Transcribe all the entries word for word, but omit the images.

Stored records
•••

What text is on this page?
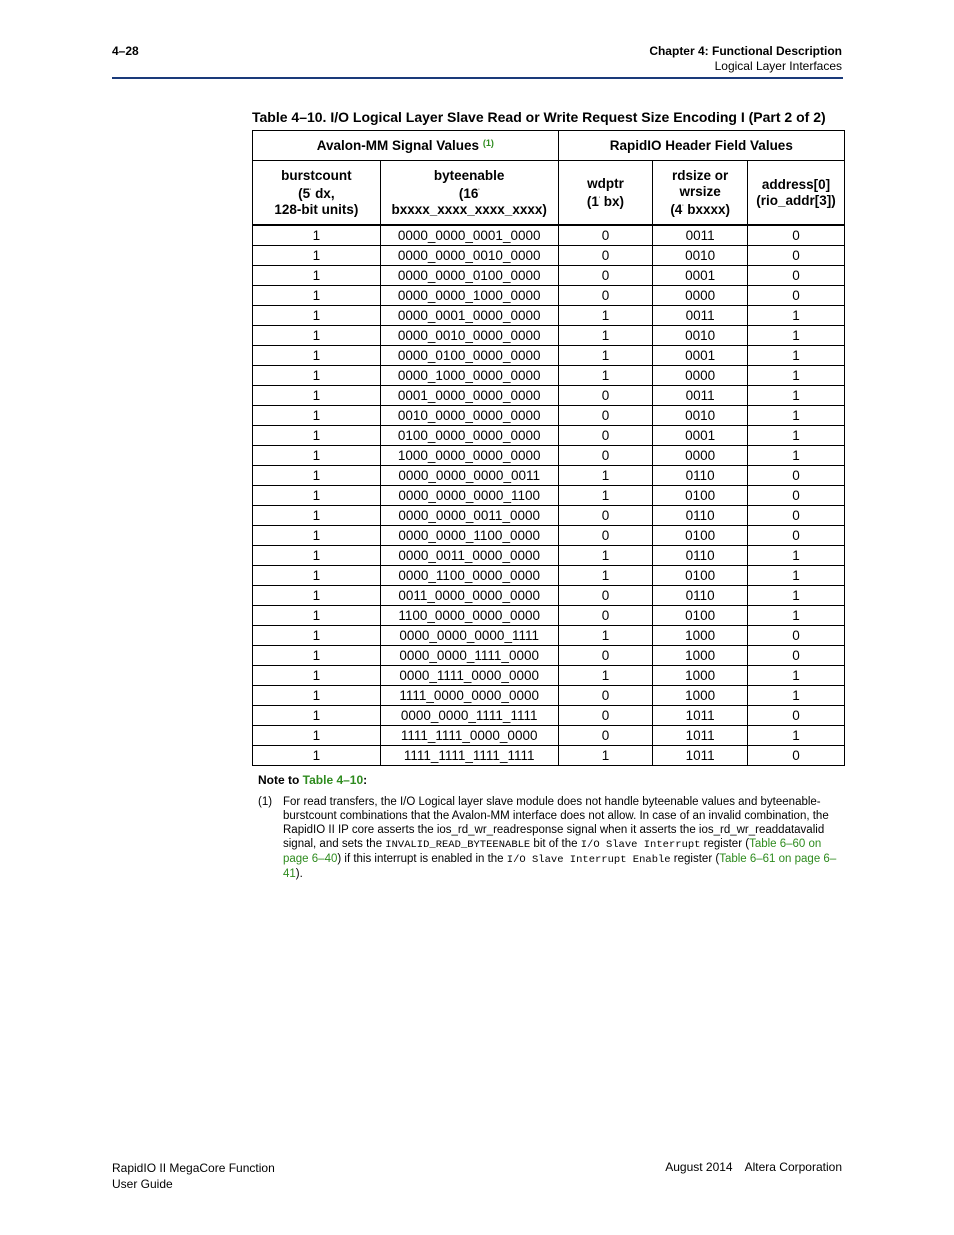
4–28	Chapter 4: Functional Description
Logical Layer Interfaces
Table 4–10. I/O Logical Layer Slave Read or Write Request Size Encoding I (Part 2 of 2)
Avalon-MM Signal Values $^{(1)}$		RapidIO Header Field Values		
burstcount
(5' dx,
128-bit units)	byteenable
(16' bxxxx_xxxx_xxxx_xxxx)	wdptr
(1' bx)	rdsize or
wrsize
(4' bxxxx)	address[0]
(rio_addr[3])
1	0000_0000_0001_0000	0	0011	0
1	0000_0000_0010_0000	0	0010	0
1	0000_0000_0100_0000	0	0001	0
1	0000_0000_1000_0000	0	0000	0
1	0000_0001_0000_0000	1	0011	1
1	0000_0010_0000_0000	1	0010	1
1	0000_0100_0000_0000	1	0001	1
1	0000_1000_0000_0000	1	0000	1
1	0001_0000_0000_0000	0	0011	1
1	0010_0000_0000_0000	0	0010	1
1	0100_0000_0000_0000	0	0001	1
1	1000_0000_0000_0000	0	0000	1
1	0000_0000_0000_0011	1	0110	0
1	0000_0000_0000_1100	1	0100	0
1	0000_0000_0011_0000	0	0110	0
1	0000_0000_1100_0000	0	0100	0
1	0000_0011_0000_0000	1	0110	1
1	0000_1100_0000_0000	1	0100	1
1	0011_0000_0000_0000	0	0110	1
1	1100_0000_0000_0000	0	0100	1
1	0000_0000_0000_1111	1	1000	0
1	0000_0000_1111_0000	0	1000	0
1	0000_1111_0000_0000	1	1000	1
1	1111_0000_0000_0000	0	1000	1
1	0000_0000_1111_1111	0	1011	0
1	1111_1111_0000_0000	0	1011	1
1	1111_1111_1111_1111	1	1011	0
Note to Table 4–10:
(1) For read transfers, the I/O Logical layer slave module does not handle byteenable values and byteenable-burstcount combinations that the Avalon-MM interface does not allow. In case of an invalid combination, the RapidIO II IP core asserts the ios_rd_wr_readresponse signal when it asserts the ios_rd_wr_readdatavalid signal, and sets the INVALID_READ_BYTEENABLE bit of the I/O Slave Interrupt register (Table 6–60 on page 6–40) if this interrupt is enabled in the I/O Slave Interrupt Enable register (Table 6–61 on page 6–41).
RapidIO II MegaCore Function
User Guide
August 2014 Altera Corporation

•••

Response below —
What text is on this page?
4–28	Chapter 4: Functional Description
Logical Layer Interfaces
Table 4–10. I/O Logical Layer Slave Read or Write Request Size Encoding I (Part 2 of 2)
Avalon-MM Signal Values $^{(1)}$		RapidIO Header Field Values		
burstcount
(5' dx,
128-bit units)	byteenable
(16' bxxxx_xxxx_xxxx_xxxx)	wdptr
(1' bx)	rdsize or
wrsize
(4' bxxxx)	address[0]
(rio_addr[3])
1	0000_0000_0001_0000	0	0011	0
1	0000_0000_0010_0000	0	0010	0
1	0000_0000_0100_0000	0	0001	0
1	0000_0000_1000_0000	0	0000	0
1	0000_0001_0000_0000	1	0011	1
1	0000_0010_0000_0000	1	0010	1
1	0000_0100_0000_0000	1	0001	1
1	0000_1000_0000_0000	1	0000	1
1	0001_0000_0000_0000	0	0011	1
1	0010_0000_0000_0000	0	0010	1
1	0100_0000_0000_0000	0	0001	1
1	1000_0000_0000_0000	0	0000	1
1	0000_0000_0000_0011	1	0110	0
1	0000_0000_0000_1100	1	0100	0
1	0000_0000_0011_0000	0	0110	0
1	0000_0000_1100_0000	0	0100	0
1	0000_0011_0000_0000	1	0110	1
1	0000_1100_0000_0000	1	0100	1
1	0011_0000_0000_0000	0	0110	1
1	1100_0000_0000_0000	0	0100	1
1	0000_0000_0000_1111	1	1000	0
1	0000_0000_1111_0000	0	1000	0
1	0000_1111_0000_0000	1	1000	1
1	1111_0000_0000_0000	0	1000	1
1	0000_0000_1111_1111	0	1011	0
1	1111_1111_0000_0000	0	1011	1
1	1111_1111_1111_1111	1	1011	0
Note to Table 4–10:
(1) For read transfers, the I/O Logical layer slave module does not handle byteenable values and byteenable-burstcount combinations that the Avalon-MM interface does not allow. In case of an invalid combination, the RapidIO II IP core asserts the ios_rd_wr_readresponse signal when it asserts the ios_rd_wr_readdatavalid signal, and sets the INVALID_READ_BYTEENABLE bit of the I/O Slave Interrupt register (Table 6–60 on page 6–40) if this interrupt is enabled in the I/O Slave Interrupt Enable register (Table 6–61 on page 6–41).
RapidIO II MegaCore Function
User Guide
August 2014 Altera Corporation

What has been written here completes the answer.